**Given instruction:**
Find the lines with "combattant" in them and copy them out.

**Data supplied:**
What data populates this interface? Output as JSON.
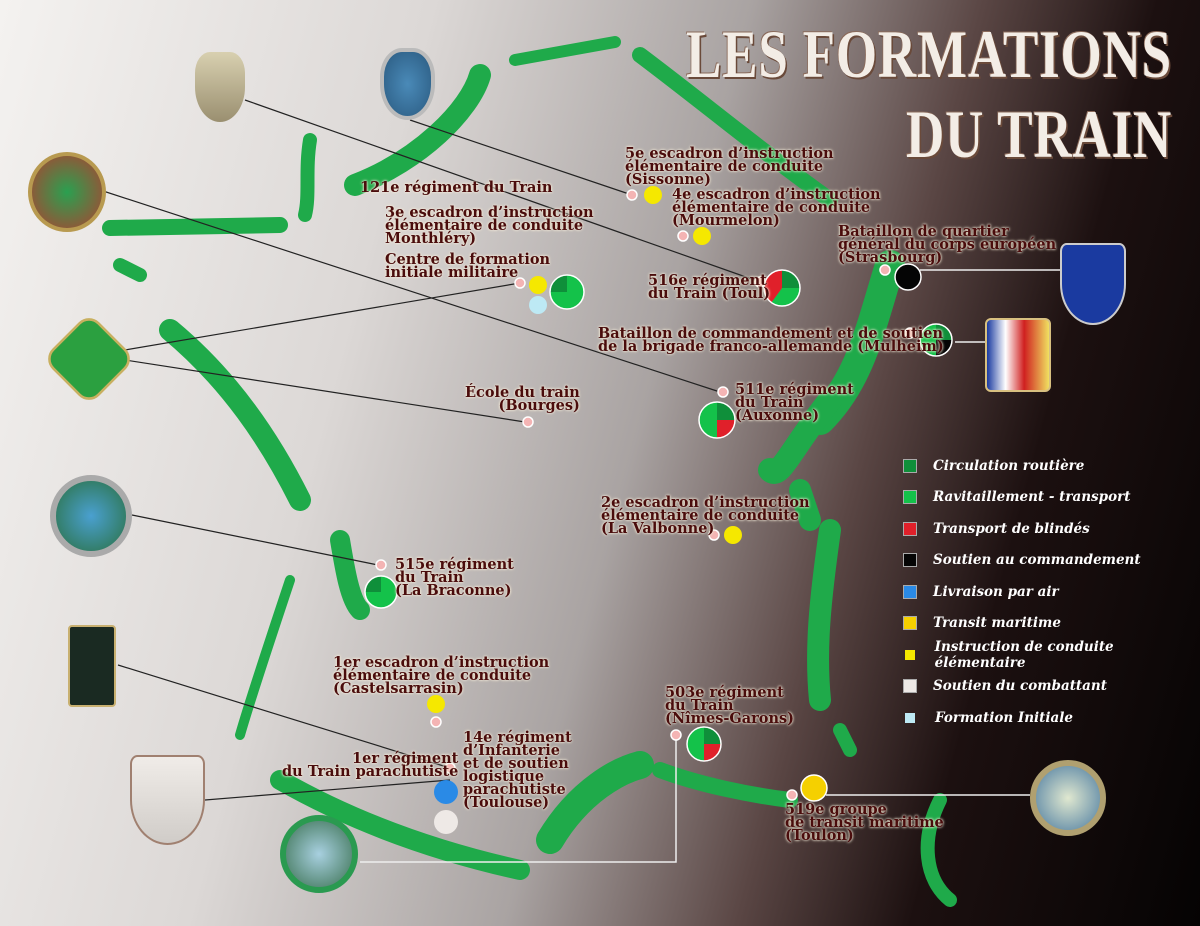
{
  "title": {
    "line1": "LES FORMATIONS",
    "line2": "DU TRAIN"
  },
  "colors": {
    "circulation": "#0f8f3a",
    "ravitaillement": "#14c24a",
    "blindes": "#e0202a",
    "commandement": "#050505",
    "air": "#2a8ae6",
    "maritime": "#f5d000",
    "instruction": "#f5e800",
    "combattant": "#eee9e6",
    "formation": "#bde9f4",
    "map": "#1faa4a"
  },
  "labels": [
    {
      "id": "121rt",
      "text": "121e régiment du Train"
    },
    {
      "id": "3eiec",
      "text": "3e escadron d’instruction\nélémentaire de conduite\nMonthléry)"
    },
    {
      "id": "cfim",
      "text": "Centre de formation\ninitiale militaire"
    },
    {
      "id": "5eiec",
      "text": "5e escadron d’instruction\nélémentaire de conduite\n(Sissonne)"
    },
    {
      "id": "4eiec",
      "text": "4e escadron d’instruction\nélémentaire de conduite\n(Mourmelon)"
    },
    {
      "id": "bqg",
      "text": "Bataillon de quartier\ngénéral du corps européen\n(Strasbourg)"
    },
    {
      "id": "516rt",
      "text": "516e régiment\ndu Train (Toul)"
    },
    {
      "id": "bcs",
      "text": "Bataillon de commandement et de soutien\nde la brigade franco-allemande (Mulheim)"
    },
    {
      "id": "511rt",
      "text": "511e régiment\ndu Train\n(Auxonne)"
    },
    {
      "id": "ecole",
      "text": "École du train\n(Bourges)"
    },
    {
      "id": "2eiec",
      "text": "2e escadron d’instruction\nélémentaire de conduite\n(La Valbonne)"
    },
    {
      "id": "515rt",
      "text": "515e régiment\ndu Train\n(La Braconne)"
    },
    {
      "id": "1eiec",
      "text": "1er escadron d’instruction\nélémentaire de conduite\n(Castelsarrasin)"
    },
    {
      "id": "503rt",
      "text": "503e régiment\ndu Train\n(Nîmes-Garons)"
    },
    {
      "id": "14ri",
      "text": "14e régiment\nd’Infanterie\net de soutien\nlogistique\nparachutiste\n(Toulouse)"
    },
    {
      "id": "1rtp",
      "text": "1er régiment\ndu Train parachutiste"
    },
    {
      "id": "519gtm",
      "text": "519e groupe\nde transit maritime\n(Toulon)"
    }
  ],
  "pies": [
    {
      "id": "cfim",
      "slices": [
        [
          "ravitaillement",
          0.75
        ],
        [
          "circulation",
          0.25
        ]
      ]
    },
    {
      "id": "516rt",
      "slices": [
        [
          "circulation",
          0.25
        ],
        [
          "ravitaillement",
          0.35
        ],
        [
          "blindes",
          0.4
        ]
      ]
    },
    {
      "id": "bqg",
      "slices": [
        [
          "commandement",
          1
        ]
      ]
    },
    {
      "id": "bcs",
      "slices": [
        [
          "circulation",
          0.25
        ],
        [
          "commandement",
          0.25
        ],
        [
          "ravitaillement",
          0.5
        ]
      ]
    },
    {
      "id": "511rt",
      "slices": [
        [
          "circulation",
          0.25
        ],
        [
          "blindes",
          0.25
        ],
        [
          "ravitaillement",
          0.5
        ]
      ]
    },
    {
      "id": "515rt",
      "slices": [
        [
          "ravitaillement",
          0.75
        ],
        [
          "circulation",
          0.25
        ]
      ]
    },
    {
      "id": "503rt",
      "slices": [
        [
          "circulation",
          0.25
        ],
        [
          "blindes",
          0.25
        ],
        [
          "ravitaillement",
          0.5
        ]
      ]
    },
    {
      "id": "519gtm",
      "slices": [
        [
          "maritime",
          1
        ]
      ]
    }
  ],
  "legend": [
    {
      "label": "Circulation routière",
      "key": "circulation"
    },
    {
      "label": "Ravitaillement - transport",
      "key": "ravitaillement"
    },
    {
      "label": "Transport de blindés",
      "key": "blindes"
    },
    {
      "label": "Soutien au commandement",
      "key": "commandement"
    },
    {
      "label": "Livraison par air",
      "key": "air"
    },
    {
      "label": "Transit maritime",
      "key": "maritime"
    },
    {
      "label": "Instruction de conduite élémentaire",
      "key": "instruction"
    },
    {
      "label": "Soutien du combattant",
      "key": "combattant"
    },
    {
      "label": "Formation Initiale",
      "key": "formation"
    }
  ]
}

**Correct output:**
    "combattant": "#eee9e6",
      "label": "Soutien du combattant",
      "key": "combattant"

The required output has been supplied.